Written task: From the listing below, return each line that includes "with".

Material supplied:
....................
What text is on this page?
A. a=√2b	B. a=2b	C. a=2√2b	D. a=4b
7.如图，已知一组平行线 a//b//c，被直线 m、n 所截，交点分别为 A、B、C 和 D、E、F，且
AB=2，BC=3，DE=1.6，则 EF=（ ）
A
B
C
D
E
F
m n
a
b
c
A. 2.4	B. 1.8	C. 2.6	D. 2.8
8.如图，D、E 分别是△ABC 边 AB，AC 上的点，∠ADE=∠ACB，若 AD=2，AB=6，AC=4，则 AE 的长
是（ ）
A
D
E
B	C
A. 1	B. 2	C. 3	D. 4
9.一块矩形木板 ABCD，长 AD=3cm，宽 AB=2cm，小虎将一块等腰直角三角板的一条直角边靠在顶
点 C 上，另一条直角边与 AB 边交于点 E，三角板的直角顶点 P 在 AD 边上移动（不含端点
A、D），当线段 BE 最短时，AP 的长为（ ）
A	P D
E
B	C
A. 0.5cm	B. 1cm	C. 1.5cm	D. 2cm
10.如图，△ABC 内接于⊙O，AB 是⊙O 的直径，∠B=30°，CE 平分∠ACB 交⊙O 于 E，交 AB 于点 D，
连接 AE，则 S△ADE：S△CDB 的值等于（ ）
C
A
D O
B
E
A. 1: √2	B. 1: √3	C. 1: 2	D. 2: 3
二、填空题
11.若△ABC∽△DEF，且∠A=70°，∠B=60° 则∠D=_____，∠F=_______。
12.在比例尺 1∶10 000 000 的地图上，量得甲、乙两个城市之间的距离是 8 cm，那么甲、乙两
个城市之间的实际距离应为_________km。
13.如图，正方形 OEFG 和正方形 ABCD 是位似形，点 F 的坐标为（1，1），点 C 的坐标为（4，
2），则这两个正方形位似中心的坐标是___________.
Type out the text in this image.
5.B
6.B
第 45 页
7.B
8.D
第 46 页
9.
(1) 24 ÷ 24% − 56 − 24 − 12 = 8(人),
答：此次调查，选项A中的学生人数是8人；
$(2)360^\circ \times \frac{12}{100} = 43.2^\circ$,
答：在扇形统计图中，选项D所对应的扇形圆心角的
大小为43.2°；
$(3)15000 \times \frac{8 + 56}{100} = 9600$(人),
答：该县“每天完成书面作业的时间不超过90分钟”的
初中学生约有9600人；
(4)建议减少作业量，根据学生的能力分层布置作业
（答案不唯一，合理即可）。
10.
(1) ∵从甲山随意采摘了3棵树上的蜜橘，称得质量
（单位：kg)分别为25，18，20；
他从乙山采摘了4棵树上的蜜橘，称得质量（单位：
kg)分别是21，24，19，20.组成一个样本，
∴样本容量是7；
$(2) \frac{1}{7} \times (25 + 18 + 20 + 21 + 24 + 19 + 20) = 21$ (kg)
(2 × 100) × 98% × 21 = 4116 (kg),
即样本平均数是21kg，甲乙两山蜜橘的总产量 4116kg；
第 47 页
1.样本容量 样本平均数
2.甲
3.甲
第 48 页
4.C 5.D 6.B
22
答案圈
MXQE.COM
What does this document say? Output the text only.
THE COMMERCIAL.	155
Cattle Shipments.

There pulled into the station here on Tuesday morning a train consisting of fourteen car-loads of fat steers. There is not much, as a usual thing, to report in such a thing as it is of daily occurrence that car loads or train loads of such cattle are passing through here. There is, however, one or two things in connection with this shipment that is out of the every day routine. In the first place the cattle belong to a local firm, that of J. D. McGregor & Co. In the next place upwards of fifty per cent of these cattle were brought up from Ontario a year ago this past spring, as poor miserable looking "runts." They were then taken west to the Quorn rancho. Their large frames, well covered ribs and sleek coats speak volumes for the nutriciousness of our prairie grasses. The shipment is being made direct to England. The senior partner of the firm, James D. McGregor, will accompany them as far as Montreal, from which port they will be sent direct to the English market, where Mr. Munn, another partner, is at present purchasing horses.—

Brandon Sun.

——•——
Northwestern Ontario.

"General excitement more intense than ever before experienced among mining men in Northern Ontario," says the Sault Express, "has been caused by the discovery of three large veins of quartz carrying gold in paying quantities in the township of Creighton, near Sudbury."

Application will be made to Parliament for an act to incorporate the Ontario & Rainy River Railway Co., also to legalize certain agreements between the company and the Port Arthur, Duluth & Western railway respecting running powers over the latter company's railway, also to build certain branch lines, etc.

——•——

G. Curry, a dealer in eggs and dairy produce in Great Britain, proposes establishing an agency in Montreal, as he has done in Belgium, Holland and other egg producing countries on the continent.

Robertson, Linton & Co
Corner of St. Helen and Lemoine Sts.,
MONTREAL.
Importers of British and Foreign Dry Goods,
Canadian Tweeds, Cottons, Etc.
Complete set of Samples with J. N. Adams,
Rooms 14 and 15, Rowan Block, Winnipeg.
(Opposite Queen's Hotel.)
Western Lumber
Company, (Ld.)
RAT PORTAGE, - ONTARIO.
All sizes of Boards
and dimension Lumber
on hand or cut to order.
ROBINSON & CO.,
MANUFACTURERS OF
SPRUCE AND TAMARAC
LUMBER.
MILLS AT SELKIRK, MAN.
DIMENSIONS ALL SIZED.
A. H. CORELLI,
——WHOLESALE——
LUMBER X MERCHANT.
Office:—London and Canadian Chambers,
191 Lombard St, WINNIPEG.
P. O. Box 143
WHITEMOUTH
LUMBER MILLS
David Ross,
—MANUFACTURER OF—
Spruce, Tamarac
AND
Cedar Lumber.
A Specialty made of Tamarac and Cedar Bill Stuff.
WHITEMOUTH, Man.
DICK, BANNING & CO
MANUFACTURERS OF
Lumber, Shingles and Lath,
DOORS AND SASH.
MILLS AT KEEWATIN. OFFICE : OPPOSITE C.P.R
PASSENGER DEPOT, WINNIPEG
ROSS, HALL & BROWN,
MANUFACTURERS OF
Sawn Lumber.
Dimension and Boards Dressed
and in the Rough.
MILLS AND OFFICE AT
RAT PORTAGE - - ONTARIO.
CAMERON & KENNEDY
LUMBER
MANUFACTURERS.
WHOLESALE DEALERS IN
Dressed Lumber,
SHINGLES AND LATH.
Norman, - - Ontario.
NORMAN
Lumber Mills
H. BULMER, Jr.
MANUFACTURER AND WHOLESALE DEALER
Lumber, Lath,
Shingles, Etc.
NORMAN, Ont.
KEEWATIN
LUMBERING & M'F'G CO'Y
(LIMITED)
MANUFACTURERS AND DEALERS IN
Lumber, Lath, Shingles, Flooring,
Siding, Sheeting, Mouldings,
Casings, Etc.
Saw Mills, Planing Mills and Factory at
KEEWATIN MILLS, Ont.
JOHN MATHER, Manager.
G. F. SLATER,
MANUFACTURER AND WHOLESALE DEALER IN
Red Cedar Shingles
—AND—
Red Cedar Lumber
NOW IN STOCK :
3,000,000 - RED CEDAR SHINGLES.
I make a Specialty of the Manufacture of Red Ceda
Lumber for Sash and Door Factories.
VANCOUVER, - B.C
....................
Reply to the exercise:
There pulled into the station here on Tuesday morning a train consisting of fourteen car-loads of fat steers. There is not much, as a usual thing, to report in such a thing as it is of daily occurrence that car loads or train loads of such cattle are passing through here. There is, however, one or two things in connection with this shipment that is out of the every day routine. In the first place the cattle belong to a local firm, that of J. D. McGregor & Co. In the next place upwards of fifty per cent of these cattle were brought up from Ontario a year ago this past spring, as poor miserable looking "runts." They were then taken west to the Quorn rancho. Their large frames, well covered ribs and sleek coats speak volumes for the nutriciousness of our prairie grasses. The shipment is being made direct to England. The senior partner of the firm, James D. McGregor, will accompany them as far as Montreal, from which port they will be sent direct to the English market, where Mr. Munn, another partner, is at present purchasing horses.—
Complete set of Samples with J. N. Adams,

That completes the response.